Given task:
Retype every entry in its entirety, without alteration.

Source material:
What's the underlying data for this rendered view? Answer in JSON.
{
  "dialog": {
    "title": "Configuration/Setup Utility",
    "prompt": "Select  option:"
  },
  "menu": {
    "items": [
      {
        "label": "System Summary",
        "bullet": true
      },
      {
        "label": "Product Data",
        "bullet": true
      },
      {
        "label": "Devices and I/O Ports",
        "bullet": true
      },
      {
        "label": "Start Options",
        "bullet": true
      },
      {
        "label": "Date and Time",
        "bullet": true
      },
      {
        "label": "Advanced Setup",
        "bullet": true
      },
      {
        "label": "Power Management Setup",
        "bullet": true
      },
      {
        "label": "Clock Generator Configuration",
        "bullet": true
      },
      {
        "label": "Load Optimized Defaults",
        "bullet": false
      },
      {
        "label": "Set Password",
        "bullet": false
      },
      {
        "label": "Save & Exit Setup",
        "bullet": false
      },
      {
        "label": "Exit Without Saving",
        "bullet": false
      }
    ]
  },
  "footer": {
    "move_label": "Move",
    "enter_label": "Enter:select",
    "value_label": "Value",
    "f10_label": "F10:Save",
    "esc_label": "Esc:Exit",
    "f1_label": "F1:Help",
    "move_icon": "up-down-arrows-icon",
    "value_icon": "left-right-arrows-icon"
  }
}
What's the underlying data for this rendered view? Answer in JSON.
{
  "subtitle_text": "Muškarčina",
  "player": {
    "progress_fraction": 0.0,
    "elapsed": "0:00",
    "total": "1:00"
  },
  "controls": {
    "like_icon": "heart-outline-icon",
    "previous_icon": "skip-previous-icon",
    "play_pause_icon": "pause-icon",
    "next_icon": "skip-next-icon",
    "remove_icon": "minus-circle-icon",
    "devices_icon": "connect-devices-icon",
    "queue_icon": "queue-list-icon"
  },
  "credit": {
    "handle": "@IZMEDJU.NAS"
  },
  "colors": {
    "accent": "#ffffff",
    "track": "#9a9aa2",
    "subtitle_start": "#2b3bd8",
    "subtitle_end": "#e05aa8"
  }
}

Task answer:
What's the underlying data for this rendered view? Answer in JSON.
{
  "dialog": {
    "title": "Configuration/Setup Utility",
    "prompt": "Select  option:"
  },
  "menu": {
    "items": [
      {
        "label": "System Summary",
        "bullet": true
      },
      {
        "label": "Product Data",
        "bullet": true
      },
      {
        "label": "Devices and I/O Ports",
        "bullet": true
      },
      {
        "label": "Start Options",
        "bullet": true
      },
      {
        "label": "Date and Time",
        "bullet": true
      },
      {
        "label": "Advanced Setup",
        "bullet": true
      },
      {
        "label": "Power Management Setup",
        "bullet": true
      },
      {
        "label": "Clock Generator Configuration",
        "bullet": true
      },
      {
        "label": "Load Optimized Defaults",
        "bullet": false
      },
      {
        "label": "Set Password",
        "bullet": false
      },
      {
        "label": "Save & Exit Setup",
        "bullet": false
      },
      {
        "label": "Exit Without Saving",
        "bullet": false
      }
    ]
  },
  "footer": {
    "move_label": "Move",
    "enter_label": "Enter:select",
    "value_label": "Value",
    "f10_label": "F10:Save",
    "esc_label": "Esc:Exit",
    "f1_label": "F1:Help",
    "move_icon": "up-down-arrows-icon",
    "value_icon": "left-right-arrows-icon"
  }
}
What's the underlying data for this rendered view? Answer in JSON.
{
  "subtitle_text": "Muškarčina",
  "player": {
    "progress_fraction": 0.0,
    "elapsed": "0:00",
    "total": "1:00"
  },
  "controls": {
    "like_icon": "heart-outline-icon",
    "previous_icon": "skip-previous-icon",
    "play_pause_icon": "pause-icon",
    "next_icon": "skip-next-icon",
    "remove_icon": "minus-circle-icon",
    "devices_icon": "connect-devices-icon",
    "queue_icon": "queue-list-icon"
  },
  "credit": {
    "handle": "@IZMEDJU.NAS"
  },
  "colors": {
    "accent": "#ffffff",
    "track": "#9a9aa2",
    "subtitle_start": "#2b3bd8",
    "subtitle_end": "#e05aa8"
  }
}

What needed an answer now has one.